[WHAT THE EXERCISE ASKS]
Quote every line below exactly and skip any picture.

▼▼▼

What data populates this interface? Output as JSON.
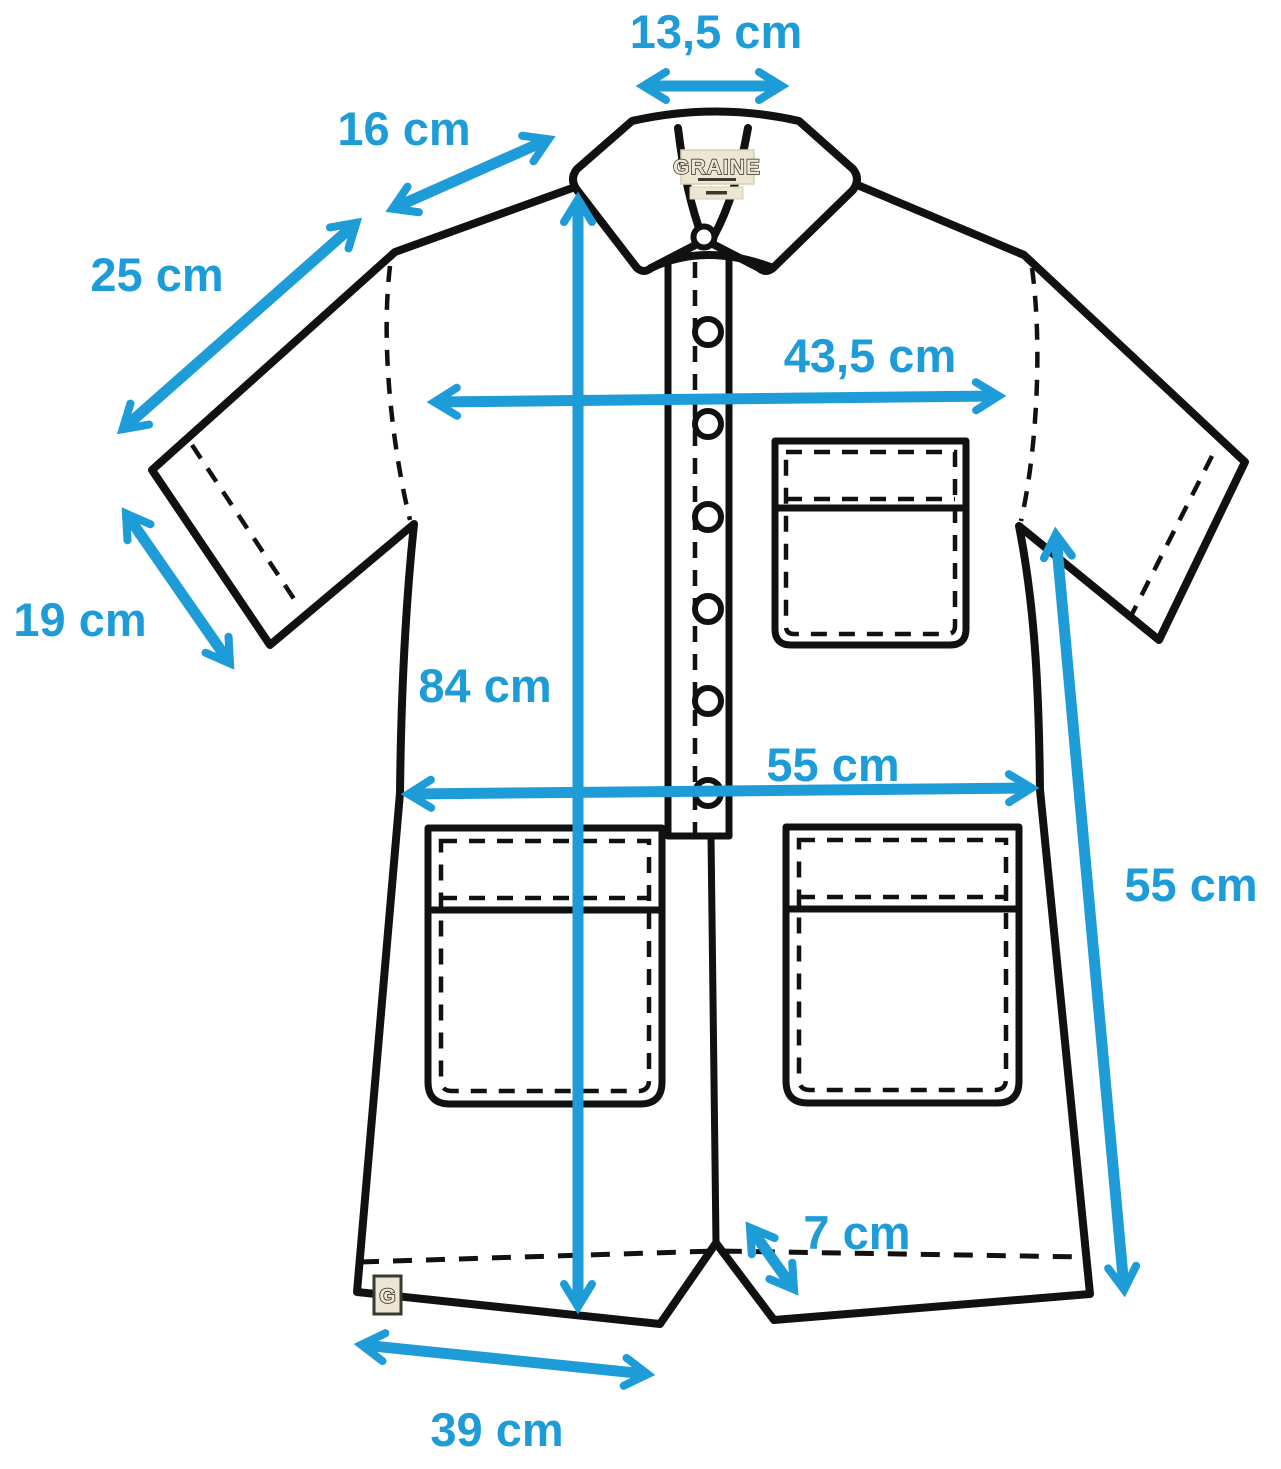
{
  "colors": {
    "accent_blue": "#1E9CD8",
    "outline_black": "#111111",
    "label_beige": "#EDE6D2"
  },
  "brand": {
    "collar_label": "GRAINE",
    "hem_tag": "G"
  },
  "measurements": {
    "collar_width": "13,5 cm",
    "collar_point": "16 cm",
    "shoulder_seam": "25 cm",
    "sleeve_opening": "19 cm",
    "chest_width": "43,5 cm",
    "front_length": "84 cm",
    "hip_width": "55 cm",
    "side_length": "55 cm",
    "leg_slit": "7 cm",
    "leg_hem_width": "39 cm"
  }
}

▲▲▲

[RESULT]
What data populates this interface? Output as JSON.
{
  "colors": {
    "accent_blue": "#1E9CD8",
    "outline_black": "#111111",
    "label_beige": "#EDE6D2"
  },
  "brand": {
    "collar_label": "GRAINE",
    "hem_tag": "G"
  },
  "measurements": {
    "collar_width": "13,5 cm",
    "collar_point": "16 cm",
    "shoulder_seam": "25 cm",
    "sleeve_opening": "19 cm",
    "chest_width": "43,5 cm",
    "front_length": "84 cm",
    "hip_width": "55 cm",
    "side_length": "55 cm",
    "leg_slit": "7 cm",
    "leg_hem_width": "39 cm"
  }
}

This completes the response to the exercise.